-- begin The input --

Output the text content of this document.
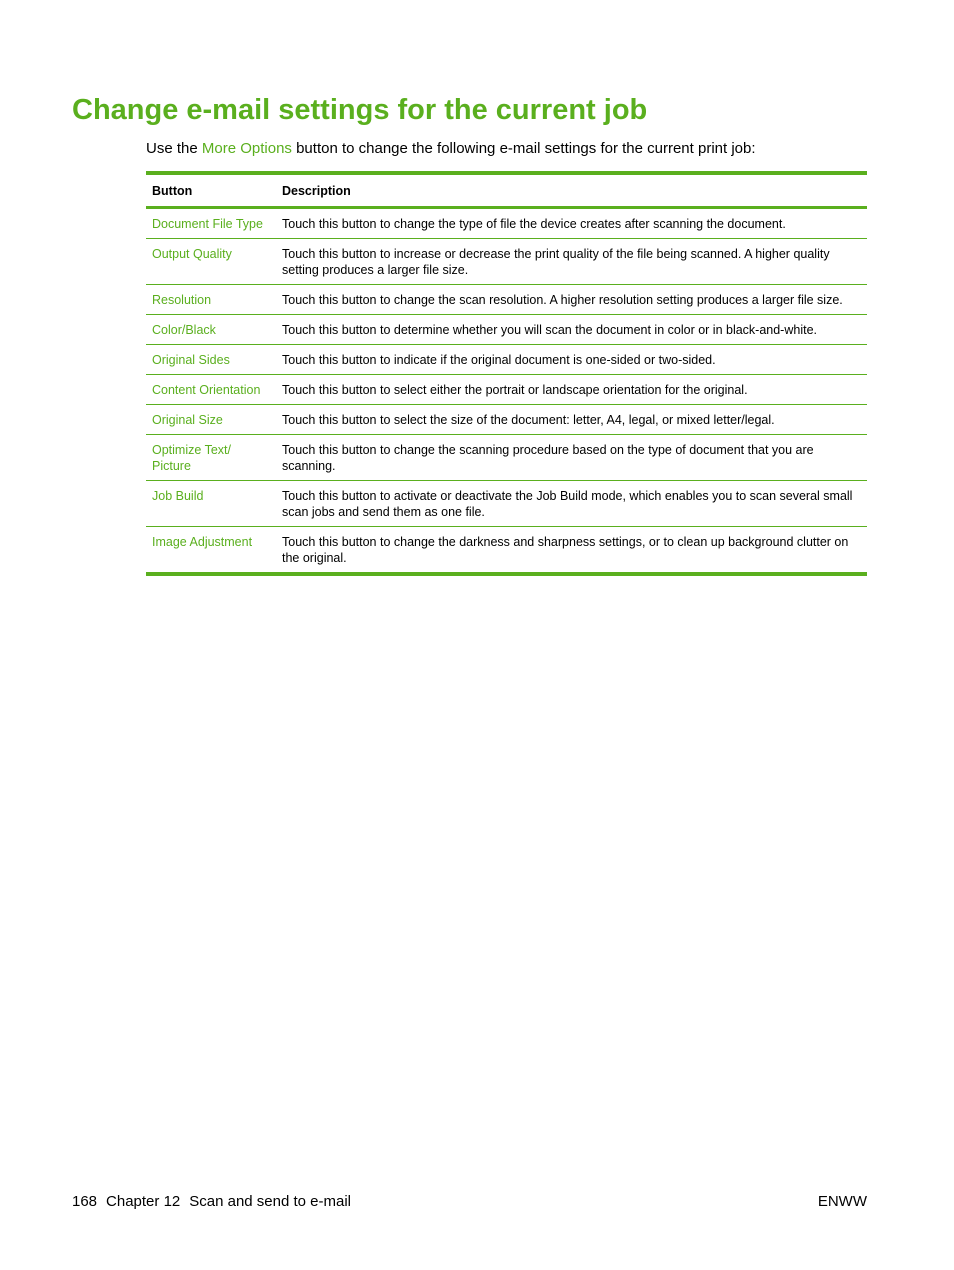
Change e-mail settings for the current job
Use the More Options button to change the following e-mail settings for the current print job:
Button	Description
Document File Type	Touch this button to change the type of file the device creates after scanning the document.
Output Quality	Touch this button to increase or decrease the print quality of the file being scanned. A higher quality setting produces a larger file size.
Resolution	Touch this button to change the scan resolution. A higher resolution setting produces a larger file size.
Color/Black	Touch this button to determine whether you will scan the document in color or in black-and-white.
Original Sides	Touch this button to indicate if the original document is one-sided or two-sided.
Content Orientation	Touch this button to select either the portrait or landscape orientation for the original.
Original Size	Touch this button to select the size of the document: letter, A4, legal, or mixed letter/legal.
Optimize Text/ Picture	Touch this button to change the scanning procedure based on the type of document that you are scanning.
Job Build	Touch this button to activate or deactivate the Job Build mode, which enables you to scan several small scan jobs and send them as one file.
Image Adjustment	Touch this button to change the darkness and sharpness settings, or to clean up background clutter on the original.
168 Chapter 12 Scan and send to e-mail	ENWW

-- end The input --

> [Written exercise] Search the data for the word "Output" and copy each line where it appears.

> [Written reply]
Output the text content of this document.
Output Quality	Touch this button to increase or decrease the print quality of the file being scanned. A higher quality setting produces a larger file size.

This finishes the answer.